[Page transcription records]
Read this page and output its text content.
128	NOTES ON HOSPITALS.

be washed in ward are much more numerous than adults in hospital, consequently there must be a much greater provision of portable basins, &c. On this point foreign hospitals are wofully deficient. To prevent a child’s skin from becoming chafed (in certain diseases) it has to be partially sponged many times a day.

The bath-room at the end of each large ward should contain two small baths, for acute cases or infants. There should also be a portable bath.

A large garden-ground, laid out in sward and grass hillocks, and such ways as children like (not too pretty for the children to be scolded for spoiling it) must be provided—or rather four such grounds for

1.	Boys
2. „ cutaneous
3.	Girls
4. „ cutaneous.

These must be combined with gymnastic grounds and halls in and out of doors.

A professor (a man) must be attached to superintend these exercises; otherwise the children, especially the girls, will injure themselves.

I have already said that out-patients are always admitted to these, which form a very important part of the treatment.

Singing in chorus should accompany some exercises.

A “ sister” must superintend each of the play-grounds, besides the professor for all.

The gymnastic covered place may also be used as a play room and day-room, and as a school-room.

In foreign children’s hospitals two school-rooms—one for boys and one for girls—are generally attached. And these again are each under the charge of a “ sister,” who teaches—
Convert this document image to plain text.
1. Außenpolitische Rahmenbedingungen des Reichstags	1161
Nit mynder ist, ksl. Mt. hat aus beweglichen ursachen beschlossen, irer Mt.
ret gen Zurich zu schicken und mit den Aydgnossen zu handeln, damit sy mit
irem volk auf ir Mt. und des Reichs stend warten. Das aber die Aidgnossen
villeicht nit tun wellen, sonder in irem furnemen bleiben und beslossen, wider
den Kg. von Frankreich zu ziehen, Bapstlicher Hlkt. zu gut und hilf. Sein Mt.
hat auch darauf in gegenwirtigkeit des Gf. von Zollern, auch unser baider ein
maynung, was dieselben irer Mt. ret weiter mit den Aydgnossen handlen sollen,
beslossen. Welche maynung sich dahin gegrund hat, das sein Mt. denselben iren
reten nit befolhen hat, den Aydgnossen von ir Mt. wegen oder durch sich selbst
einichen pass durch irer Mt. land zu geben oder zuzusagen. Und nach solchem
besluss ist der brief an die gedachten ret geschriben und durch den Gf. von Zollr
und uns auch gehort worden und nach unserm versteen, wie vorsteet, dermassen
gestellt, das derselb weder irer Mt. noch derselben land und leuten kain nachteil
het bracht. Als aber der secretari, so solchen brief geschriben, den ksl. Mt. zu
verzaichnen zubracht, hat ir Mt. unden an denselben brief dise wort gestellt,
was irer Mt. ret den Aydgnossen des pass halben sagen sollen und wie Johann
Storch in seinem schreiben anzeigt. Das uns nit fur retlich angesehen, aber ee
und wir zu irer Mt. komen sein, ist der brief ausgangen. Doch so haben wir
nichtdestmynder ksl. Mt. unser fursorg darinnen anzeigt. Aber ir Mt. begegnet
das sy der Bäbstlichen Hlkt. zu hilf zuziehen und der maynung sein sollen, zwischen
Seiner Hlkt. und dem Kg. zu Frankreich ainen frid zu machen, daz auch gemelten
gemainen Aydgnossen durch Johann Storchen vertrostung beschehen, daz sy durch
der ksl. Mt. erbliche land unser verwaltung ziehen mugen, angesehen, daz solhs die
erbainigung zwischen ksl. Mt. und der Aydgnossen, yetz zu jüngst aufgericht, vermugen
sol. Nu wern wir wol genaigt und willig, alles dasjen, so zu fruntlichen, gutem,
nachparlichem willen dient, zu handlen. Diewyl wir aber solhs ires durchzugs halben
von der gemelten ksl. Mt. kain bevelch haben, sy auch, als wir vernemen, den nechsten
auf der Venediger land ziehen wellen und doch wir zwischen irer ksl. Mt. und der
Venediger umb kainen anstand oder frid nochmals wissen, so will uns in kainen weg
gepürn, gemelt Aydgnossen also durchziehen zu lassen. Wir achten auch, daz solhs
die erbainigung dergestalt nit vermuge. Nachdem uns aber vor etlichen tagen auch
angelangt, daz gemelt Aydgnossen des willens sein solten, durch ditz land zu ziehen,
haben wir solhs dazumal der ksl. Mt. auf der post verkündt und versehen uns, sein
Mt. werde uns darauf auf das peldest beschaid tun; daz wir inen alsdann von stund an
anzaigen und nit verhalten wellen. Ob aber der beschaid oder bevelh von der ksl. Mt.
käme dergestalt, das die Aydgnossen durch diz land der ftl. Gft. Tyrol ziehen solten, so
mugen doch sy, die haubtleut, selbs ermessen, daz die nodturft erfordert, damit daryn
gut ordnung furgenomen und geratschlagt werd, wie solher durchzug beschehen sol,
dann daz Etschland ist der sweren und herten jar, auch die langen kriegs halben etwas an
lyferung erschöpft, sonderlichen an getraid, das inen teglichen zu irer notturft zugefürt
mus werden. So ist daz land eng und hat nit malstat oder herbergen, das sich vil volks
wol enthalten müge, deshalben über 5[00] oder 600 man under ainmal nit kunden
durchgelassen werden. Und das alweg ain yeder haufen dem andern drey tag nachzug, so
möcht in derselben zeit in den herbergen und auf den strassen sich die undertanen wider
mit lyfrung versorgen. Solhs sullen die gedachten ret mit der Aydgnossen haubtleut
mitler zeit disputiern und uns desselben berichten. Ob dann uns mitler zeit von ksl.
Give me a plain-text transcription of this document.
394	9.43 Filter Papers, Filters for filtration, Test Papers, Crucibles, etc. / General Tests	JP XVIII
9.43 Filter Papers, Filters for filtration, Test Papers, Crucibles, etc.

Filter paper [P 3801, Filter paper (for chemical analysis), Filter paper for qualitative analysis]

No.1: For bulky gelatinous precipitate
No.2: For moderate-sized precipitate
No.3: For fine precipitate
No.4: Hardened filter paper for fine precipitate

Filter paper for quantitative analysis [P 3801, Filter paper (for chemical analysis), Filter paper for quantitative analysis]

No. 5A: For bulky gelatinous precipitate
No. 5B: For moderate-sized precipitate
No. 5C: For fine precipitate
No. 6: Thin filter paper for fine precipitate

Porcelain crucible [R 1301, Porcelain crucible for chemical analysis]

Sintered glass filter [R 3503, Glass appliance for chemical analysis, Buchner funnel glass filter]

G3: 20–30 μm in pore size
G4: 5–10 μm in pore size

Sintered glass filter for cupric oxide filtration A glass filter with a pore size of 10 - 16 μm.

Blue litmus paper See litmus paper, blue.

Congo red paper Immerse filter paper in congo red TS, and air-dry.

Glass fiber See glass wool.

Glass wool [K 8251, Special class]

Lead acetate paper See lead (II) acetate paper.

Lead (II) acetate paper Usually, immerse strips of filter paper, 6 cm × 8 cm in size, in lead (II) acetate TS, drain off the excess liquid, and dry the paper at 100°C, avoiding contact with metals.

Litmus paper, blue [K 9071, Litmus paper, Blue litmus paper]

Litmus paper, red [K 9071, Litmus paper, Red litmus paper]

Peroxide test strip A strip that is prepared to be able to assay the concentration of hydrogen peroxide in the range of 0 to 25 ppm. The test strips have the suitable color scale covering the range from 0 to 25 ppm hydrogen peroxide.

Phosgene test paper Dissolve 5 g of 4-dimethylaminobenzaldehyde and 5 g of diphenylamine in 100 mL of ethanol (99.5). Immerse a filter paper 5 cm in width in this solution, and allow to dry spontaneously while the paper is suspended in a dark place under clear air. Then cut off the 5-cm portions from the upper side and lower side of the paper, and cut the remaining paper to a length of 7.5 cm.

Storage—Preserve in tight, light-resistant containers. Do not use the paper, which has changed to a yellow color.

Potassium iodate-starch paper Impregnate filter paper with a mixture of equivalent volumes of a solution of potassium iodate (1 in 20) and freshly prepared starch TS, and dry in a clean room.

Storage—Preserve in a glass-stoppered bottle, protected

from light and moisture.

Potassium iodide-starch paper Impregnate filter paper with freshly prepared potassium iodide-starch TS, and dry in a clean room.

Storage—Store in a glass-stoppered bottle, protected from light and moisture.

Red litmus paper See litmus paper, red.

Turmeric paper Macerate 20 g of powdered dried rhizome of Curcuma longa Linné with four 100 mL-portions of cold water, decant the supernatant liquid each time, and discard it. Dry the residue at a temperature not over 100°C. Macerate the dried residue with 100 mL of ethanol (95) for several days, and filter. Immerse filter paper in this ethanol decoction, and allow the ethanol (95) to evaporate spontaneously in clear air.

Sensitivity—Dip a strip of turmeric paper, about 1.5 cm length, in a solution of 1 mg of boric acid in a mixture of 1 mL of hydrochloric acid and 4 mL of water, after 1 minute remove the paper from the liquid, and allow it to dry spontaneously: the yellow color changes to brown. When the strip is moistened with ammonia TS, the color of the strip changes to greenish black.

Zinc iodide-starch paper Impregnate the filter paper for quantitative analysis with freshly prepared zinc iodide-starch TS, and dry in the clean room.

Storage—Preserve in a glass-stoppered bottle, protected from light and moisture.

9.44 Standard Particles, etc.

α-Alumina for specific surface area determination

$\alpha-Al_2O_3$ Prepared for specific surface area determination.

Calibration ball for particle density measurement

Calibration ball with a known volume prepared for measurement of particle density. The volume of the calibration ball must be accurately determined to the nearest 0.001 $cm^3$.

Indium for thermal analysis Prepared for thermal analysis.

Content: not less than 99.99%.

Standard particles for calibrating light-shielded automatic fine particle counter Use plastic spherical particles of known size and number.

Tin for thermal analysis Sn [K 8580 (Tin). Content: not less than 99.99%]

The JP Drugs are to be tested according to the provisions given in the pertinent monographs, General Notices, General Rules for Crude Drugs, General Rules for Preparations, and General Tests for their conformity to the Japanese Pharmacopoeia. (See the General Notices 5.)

WHAT THE TASK REQUIRES: Tally up the lines holding the string "fine" in the data above, and respond with nothing but the number.

WRITTEN REPLY: 5